= Compiti da svolgere =
[A] Indica se ciascuna delle seguenti affermazioni concorda con il brano sulla rappresentazione dell'amore. Rispondi con sì o no e cita testualmente le parole decisive: (i) il disamore è descritto come fonte di energia vitale; (ii) Giorgio è indicato come il fulcro centrale; (iii) Francesca è il simbolo centrale della vicenda.
[B] Prosegui il brano sulla rappresentazione dell'amore a partire dalla sua ultima frase.

La rappresentazione dell’amore è ricostruita da Carla Spinella con una visione corale di vicende umane, tutte fra loro concatenate e continuative, in modo da marcare l’armonia d’insieme dei temi ricorrenti intorno ai quali si manifestano le occasioni di gioia e di dolore. L’amore è l’autentico motore che anima la vita dell’umanità intera e che, poeticamente, muove il sole e l’altre stelle. Appare subito necessario distinguere tra amore, che è fonte di energia vitale, e disamore, che è perdita entropica di energia, e che conduce alla depressione e allo sfinimento. Francesca è il simbolo centrale della lunga vicenda d’amore (e di disamore) sdipanata intorno ai tre cardini fondamentali di Umberto, Giorgio e Roberto. Giorgio è il fulcro centrale, lo si potrebbe definire l’amore perfetto, cioè l’unione di carne e spirito: in un mare di tenerezze e di corrispondenze affettive, congiunte alla condivisione dei gusti e delle tematiche artistiche e intellettive, rilucono i bagliori e le fiammate di passione che appagano i due amanti nell’esaltazione dell’eros.

Voci del dataset
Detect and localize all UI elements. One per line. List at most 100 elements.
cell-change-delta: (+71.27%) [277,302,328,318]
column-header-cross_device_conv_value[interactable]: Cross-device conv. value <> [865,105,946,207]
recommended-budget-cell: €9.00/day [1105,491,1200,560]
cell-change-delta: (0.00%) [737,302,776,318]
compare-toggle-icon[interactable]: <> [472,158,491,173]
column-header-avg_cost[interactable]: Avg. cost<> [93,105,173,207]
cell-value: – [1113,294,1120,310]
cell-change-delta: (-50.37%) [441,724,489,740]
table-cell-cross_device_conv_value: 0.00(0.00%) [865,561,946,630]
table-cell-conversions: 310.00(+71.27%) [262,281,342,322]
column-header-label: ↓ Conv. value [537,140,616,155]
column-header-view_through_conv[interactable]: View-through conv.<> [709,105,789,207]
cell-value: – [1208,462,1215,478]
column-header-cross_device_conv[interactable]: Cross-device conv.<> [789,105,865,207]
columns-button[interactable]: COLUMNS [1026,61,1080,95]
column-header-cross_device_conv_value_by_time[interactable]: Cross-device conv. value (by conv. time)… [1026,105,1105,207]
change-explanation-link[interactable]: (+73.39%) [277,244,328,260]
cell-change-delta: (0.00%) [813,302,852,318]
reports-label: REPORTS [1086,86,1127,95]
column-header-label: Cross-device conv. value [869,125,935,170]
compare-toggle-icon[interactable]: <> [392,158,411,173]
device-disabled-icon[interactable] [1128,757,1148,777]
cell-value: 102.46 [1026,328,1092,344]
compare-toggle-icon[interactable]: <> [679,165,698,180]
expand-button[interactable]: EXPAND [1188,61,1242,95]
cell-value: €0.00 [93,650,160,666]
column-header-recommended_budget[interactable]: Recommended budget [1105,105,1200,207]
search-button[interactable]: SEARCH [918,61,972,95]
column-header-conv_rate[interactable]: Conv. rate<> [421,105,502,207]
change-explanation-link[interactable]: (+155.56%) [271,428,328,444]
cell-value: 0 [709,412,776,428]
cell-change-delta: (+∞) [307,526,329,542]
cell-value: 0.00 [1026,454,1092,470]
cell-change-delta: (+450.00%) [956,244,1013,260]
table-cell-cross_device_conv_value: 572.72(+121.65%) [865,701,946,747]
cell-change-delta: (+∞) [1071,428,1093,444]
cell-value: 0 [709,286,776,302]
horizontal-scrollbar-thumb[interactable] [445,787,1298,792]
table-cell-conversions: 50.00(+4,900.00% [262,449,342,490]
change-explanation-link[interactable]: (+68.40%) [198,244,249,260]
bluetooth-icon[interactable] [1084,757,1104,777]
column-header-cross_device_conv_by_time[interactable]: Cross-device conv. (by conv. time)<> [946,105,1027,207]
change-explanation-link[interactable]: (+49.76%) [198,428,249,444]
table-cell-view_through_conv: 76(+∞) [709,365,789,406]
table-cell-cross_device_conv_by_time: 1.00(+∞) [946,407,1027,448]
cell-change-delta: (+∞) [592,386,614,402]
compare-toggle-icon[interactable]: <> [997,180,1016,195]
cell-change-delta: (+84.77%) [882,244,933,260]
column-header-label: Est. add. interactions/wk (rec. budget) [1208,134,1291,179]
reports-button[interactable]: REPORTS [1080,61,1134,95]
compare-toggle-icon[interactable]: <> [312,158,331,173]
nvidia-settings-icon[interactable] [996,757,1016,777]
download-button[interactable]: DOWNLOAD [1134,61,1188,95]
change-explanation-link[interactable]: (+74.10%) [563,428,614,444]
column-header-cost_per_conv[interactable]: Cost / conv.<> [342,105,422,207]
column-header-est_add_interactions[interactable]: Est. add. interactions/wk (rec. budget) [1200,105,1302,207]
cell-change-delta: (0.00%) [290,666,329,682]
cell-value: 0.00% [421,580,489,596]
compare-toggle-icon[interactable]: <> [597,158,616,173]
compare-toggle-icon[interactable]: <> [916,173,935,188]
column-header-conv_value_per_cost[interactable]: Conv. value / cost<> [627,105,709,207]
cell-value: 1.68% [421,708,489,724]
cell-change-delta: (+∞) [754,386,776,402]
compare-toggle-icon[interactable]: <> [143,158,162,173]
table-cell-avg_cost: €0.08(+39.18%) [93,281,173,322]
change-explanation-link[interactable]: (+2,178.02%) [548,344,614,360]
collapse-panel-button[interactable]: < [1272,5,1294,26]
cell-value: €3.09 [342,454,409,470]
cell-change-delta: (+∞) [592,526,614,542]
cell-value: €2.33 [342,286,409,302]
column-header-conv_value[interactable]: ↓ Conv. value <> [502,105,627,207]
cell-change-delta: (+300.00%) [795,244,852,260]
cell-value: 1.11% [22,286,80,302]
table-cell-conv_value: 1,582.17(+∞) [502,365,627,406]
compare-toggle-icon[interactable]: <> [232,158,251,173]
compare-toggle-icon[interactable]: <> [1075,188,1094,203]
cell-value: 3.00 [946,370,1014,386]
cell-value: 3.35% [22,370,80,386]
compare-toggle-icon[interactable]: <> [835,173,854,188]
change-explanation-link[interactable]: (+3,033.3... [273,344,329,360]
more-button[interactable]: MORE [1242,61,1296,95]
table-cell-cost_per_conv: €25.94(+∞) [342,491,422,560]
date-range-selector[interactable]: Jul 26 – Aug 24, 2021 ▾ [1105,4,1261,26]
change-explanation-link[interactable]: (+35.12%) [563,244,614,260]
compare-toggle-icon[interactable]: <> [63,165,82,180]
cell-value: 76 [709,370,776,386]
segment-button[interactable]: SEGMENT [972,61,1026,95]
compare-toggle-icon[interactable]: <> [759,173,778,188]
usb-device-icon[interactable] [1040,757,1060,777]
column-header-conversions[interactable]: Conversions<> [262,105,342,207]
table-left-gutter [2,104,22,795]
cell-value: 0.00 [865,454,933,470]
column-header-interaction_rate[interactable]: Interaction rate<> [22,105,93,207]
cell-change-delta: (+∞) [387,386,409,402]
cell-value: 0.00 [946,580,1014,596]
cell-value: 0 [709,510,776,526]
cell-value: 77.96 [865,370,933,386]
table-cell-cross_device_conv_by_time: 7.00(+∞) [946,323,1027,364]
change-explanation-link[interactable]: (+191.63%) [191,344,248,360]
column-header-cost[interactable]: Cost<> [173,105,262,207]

= Esiti dei compiti =
[A]
(i) No: «disamore, che è perdita entropica di energia, e che conduce alla depressione e allo sfinimento».
(ii) Sì: «Giorgio è il fulcro centrale».
(iii) Sì: «Francesca è il simbolo centrale della lunga vicenda d’amore (e di disamore)».

[B]
L’amore diviene allora il sale che insapora la realtà quotidiana e rende dilettoso ogni tran-tran, ma ancora di più diventa il sogno e l’arte. Nella visione di Carla Spinella l’attività onirica assume una marcata importanza: il sogno è premonitore e rivelatore, cioè serve sia ad annunciare il futuro sia a rivelare il volto nascosto del passato. Accanto al sogno, la componente fatalistica è altrettanto importante: i protagonisti vivono quasi con predestinazione le loro vicende, che sono da loro indossate come fossero il mantello preconfezionato oppure il carapace della tartaruga, che non può essere dismesso. Tuttavia, in questa visione quasi pagana del destino che soprassiede alla fortuna di ognuno di noi, le scelte del libero arbitrio e ancora di più i frutti della buona volontà, sviluppati con alacrità e impegno, assumono un valore decisivo e conducono sempre a esiti premiali. La gioia si alterna al dolore, per ogni essere umano, ma i negletti, gli inoperosi, gli animi maligni raccolgono più pene che non delizie e per loro la vita diventa un’oscura delusione. Il concetto della malattia, come dannazione che colpisce a caso anche gli incolpevoli, aleggia su tutti i personaggi: è un vero e proprio cancro, che arpiona coi suoi tentacoli gli esseri umani, impossibilitati a vincere una battaglia che sopravanza le loro forze. Tuttavia, la fede in una logica superiore alla realtà delle cose accende una luce di religiosità che illumina con discrezione le figure più alte delle vicende umane raccontate.
Lo scenario a mosaico dell’avventura letteraria di Carla Spinella si compone sostanzialmente di due sfondi diversi. Il primo è sicuramente l’ambiente naturale, così curato e sfavillante di piante, fiori, erbe, spiagge e boschi, con il centro del mondo rappresentato dal piccolo giardino edenico di casa in cui Francesca e Giorgio trascorrono gran parte delle ore più dolci della loro relazione. Il secondo, sono i tanti luoghi metropolitani di Milano, le vie, i corsi, gli ospedali, i parchi, il Naviglio e altro ancora.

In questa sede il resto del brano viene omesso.